Examine the entries below, count the lines holding the string "RUNNING", and respond with the number only.
-- BEGIN DATA TO USE --
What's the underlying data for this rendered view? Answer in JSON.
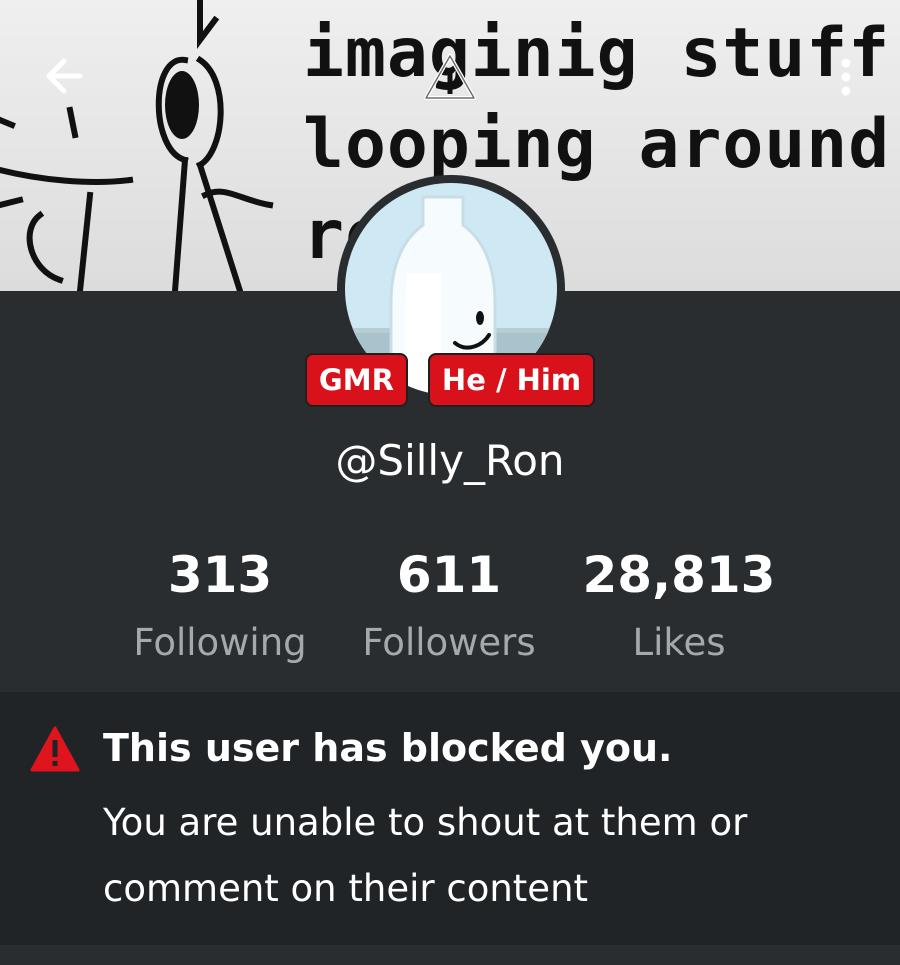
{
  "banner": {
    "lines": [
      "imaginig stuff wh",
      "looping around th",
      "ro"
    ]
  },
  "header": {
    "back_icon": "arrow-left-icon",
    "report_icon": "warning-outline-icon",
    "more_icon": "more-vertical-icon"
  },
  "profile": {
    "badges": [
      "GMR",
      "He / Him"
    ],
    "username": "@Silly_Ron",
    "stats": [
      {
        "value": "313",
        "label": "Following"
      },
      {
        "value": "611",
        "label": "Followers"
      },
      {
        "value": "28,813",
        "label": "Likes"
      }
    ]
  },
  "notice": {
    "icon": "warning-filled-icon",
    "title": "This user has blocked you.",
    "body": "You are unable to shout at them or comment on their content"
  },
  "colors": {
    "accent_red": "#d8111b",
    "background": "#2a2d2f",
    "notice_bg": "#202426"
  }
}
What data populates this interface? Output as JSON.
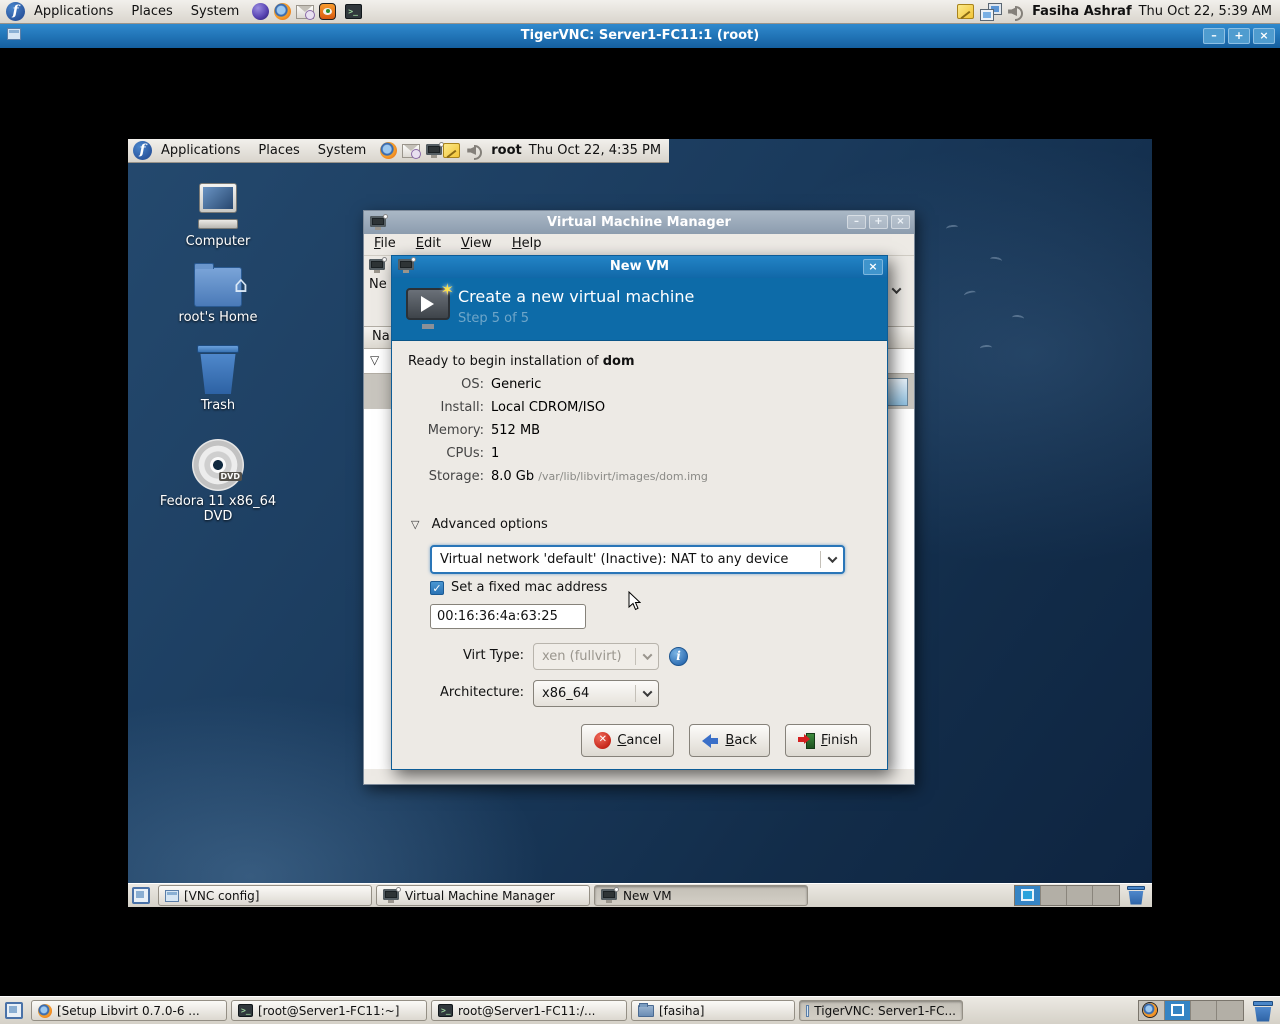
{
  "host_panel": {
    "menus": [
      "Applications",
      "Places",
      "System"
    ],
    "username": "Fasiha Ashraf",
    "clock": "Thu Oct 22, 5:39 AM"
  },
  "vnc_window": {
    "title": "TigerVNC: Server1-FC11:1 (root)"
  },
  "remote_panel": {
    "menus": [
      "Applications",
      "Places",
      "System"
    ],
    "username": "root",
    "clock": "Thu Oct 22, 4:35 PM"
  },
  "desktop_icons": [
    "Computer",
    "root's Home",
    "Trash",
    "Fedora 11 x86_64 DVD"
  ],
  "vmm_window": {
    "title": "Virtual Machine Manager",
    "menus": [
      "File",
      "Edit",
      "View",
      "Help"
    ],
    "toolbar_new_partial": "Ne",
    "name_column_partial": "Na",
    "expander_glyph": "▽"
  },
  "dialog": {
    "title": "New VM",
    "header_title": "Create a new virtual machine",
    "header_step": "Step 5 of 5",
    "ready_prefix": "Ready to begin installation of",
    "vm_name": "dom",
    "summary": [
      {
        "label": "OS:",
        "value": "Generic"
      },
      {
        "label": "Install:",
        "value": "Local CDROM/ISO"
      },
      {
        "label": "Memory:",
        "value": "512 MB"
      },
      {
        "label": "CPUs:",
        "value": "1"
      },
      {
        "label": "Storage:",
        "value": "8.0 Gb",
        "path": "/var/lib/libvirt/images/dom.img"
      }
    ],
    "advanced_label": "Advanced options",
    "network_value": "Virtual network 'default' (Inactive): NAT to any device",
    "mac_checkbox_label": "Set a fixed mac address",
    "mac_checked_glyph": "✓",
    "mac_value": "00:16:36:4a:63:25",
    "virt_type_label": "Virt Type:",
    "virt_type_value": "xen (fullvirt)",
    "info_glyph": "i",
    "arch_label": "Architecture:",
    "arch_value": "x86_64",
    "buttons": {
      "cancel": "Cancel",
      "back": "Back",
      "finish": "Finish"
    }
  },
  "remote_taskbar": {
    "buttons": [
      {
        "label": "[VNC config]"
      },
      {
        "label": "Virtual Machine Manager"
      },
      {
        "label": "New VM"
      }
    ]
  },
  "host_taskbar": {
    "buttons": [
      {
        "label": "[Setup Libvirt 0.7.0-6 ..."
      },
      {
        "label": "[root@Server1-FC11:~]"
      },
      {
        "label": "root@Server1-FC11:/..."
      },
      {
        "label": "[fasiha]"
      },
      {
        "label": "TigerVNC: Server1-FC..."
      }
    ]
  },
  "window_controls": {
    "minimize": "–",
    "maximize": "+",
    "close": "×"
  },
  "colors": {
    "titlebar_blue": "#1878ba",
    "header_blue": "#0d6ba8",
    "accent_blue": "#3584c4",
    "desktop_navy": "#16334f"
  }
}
-- END DATA TO USE --
-- BEGIN DATA TO USE --
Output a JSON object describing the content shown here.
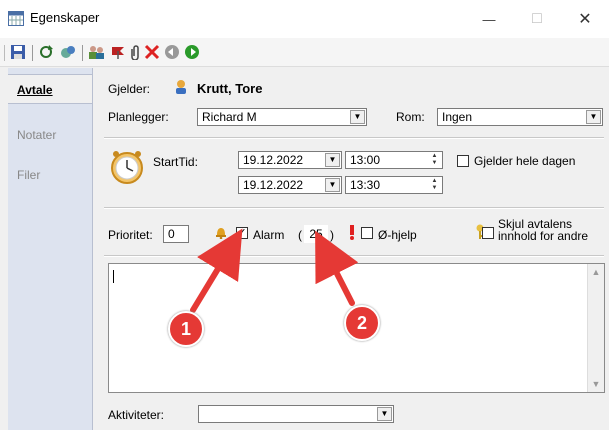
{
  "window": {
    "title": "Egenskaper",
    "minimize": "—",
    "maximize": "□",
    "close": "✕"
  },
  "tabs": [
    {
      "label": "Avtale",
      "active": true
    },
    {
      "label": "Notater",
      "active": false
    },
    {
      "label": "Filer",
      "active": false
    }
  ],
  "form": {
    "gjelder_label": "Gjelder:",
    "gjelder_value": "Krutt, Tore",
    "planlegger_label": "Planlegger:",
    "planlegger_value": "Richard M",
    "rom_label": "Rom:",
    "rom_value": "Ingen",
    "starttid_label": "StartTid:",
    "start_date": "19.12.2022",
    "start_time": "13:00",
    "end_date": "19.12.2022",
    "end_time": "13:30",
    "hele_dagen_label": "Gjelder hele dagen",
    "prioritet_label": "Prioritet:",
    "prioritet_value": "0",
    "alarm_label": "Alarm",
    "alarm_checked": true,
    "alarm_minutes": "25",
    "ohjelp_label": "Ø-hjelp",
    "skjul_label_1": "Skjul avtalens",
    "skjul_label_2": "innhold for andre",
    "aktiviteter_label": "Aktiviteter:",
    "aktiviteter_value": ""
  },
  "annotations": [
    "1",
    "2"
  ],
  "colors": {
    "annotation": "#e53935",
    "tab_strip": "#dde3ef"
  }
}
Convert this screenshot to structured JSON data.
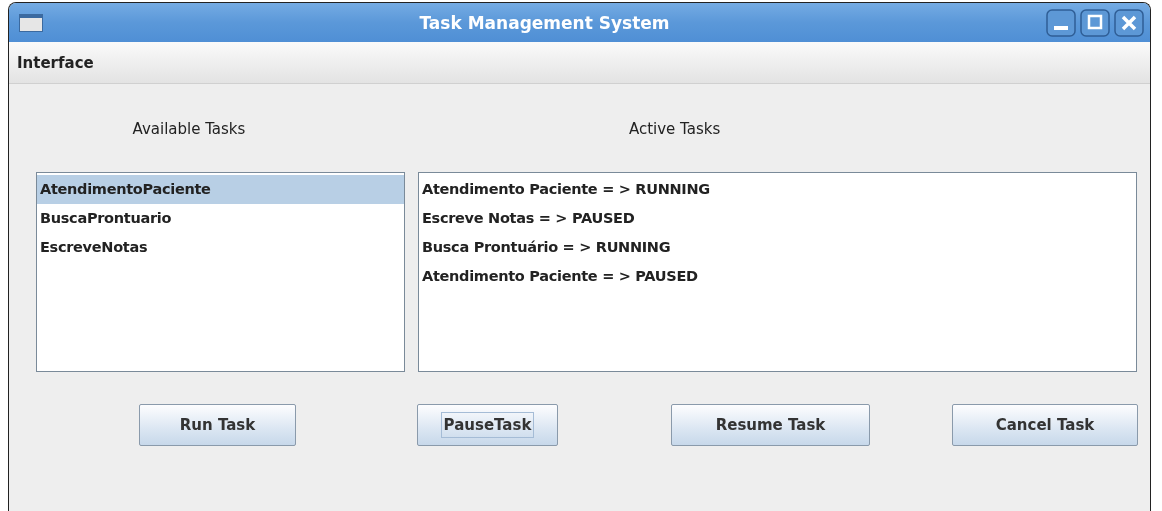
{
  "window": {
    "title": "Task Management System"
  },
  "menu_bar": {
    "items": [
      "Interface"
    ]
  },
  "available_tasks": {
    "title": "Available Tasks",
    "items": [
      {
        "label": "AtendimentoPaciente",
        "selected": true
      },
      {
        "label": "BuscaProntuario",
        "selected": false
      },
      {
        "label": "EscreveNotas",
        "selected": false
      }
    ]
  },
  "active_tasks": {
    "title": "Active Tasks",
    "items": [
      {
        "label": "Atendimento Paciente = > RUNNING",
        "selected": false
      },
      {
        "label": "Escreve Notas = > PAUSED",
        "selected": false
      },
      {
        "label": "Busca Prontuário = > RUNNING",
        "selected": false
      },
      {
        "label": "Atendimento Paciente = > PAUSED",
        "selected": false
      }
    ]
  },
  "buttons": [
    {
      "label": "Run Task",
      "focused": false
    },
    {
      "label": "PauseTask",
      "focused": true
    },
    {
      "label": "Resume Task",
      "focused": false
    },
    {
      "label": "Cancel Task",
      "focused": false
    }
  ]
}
-- END DATA TO USE --
-- BEGIN DATA TO USE --
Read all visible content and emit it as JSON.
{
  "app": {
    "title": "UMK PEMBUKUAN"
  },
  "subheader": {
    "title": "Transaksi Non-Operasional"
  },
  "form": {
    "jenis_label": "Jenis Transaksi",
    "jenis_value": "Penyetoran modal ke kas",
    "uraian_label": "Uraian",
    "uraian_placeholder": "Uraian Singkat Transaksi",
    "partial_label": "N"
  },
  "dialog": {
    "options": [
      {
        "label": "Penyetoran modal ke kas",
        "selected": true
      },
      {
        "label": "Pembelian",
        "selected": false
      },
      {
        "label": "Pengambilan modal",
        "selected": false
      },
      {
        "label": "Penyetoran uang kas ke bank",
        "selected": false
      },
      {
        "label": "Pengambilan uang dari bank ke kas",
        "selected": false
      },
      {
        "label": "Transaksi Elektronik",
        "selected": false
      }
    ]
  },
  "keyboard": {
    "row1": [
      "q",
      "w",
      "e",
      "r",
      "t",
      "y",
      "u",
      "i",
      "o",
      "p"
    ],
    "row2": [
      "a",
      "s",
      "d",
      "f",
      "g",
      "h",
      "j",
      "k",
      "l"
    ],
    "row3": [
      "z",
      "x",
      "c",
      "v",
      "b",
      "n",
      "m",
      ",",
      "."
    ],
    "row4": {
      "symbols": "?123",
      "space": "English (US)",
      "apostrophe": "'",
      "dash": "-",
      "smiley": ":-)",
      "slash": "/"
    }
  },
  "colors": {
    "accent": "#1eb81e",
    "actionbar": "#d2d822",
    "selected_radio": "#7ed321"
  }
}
-- END DATA TO USE --
EXERCISE SOLUTION →
2